### Rows
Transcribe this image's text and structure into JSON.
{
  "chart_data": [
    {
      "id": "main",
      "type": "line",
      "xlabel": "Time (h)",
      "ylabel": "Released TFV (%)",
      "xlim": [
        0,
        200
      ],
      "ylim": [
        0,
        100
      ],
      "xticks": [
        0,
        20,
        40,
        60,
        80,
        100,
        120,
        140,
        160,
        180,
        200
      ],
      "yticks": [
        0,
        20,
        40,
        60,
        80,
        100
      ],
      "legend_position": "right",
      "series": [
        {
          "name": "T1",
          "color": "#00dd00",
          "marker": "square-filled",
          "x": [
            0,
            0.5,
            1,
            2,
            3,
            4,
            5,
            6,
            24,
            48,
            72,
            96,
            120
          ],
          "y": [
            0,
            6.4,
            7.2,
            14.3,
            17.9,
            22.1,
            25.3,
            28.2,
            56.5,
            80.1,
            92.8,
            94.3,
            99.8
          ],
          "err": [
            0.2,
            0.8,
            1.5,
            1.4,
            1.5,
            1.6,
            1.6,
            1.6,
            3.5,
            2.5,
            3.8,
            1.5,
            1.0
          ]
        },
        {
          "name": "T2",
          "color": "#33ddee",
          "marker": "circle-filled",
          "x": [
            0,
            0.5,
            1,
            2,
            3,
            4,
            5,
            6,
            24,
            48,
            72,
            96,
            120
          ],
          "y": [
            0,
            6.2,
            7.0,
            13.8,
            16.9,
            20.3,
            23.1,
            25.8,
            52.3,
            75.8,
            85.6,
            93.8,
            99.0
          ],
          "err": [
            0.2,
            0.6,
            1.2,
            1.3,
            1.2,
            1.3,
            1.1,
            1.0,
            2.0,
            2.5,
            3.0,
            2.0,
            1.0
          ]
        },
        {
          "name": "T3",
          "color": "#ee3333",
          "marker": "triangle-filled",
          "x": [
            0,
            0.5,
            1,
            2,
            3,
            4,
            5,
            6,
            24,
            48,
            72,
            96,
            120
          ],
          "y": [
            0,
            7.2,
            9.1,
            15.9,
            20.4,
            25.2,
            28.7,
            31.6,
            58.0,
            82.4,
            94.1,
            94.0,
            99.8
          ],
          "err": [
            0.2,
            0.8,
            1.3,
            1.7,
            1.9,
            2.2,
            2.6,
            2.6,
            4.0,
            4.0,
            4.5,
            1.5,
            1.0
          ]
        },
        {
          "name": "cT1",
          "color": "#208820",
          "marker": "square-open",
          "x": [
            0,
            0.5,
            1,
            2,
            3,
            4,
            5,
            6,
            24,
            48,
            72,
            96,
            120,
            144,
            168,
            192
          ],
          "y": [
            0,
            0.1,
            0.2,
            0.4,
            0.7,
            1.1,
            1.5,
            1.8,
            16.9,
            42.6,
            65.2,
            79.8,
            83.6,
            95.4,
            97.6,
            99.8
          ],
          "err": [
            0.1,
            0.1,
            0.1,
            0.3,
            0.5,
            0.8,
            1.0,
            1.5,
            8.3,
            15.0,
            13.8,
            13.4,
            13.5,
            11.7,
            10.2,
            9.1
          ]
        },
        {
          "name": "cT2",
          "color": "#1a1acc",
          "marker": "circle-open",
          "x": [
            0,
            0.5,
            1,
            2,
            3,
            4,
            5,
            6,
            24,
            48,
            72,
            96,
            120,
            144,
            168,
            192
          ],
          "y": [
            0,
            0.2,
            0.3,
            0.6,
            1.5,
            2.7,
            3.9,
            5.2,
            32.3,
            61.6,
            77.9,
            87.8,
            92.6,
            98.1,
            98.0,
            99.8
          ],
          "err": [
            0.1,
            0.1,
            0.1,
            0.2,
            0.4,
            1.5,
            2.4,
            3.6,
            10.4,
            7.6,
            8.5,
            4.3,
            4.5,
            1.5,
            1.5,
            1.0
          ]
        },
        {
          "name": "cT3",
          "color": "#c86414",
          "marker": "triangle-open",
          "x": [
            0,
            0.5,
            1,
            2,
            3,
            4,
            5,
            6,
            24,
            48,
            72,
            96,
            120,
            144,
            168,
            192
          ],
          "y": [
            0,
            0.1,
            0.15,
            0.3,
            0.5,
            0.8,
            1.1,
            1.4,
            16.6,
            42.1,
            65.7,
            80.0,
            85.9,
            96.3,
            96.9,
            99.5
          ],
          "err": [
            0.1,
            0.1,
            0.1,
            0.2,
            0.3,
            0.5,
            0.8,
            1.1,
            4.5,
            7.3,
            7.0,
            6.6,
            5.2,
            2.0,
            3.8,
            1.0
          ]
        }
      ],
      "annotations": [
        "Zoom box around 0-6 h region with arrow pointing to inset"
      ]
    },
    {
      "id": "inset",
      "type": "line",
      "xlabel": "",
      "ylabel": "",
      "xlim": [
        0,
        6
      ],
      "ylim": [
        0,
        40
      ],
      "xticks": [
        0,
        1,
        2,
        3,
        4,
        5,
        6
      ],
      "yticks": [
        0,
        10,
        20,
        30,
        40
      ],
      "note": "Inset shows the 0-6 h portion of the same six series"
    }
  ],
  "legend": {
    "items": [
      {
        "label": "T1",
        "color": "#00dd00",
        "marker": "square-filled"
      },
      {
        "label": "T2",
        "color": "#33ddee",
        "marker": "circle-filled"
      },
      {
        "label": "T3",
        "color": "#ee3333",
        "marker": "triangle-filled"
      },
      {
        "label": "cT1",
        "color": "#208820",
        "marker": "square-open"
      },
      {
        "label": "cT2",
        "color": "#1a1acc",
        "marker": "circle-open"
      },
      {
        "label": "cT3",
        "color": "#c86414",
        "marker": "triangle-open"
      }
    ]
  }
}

### Stated goal
Search the records for the string "series" and return every line in which it occurs.

### Result below
      "series": [
      "note": "Inset shows the 0-6 h portion of the same six series"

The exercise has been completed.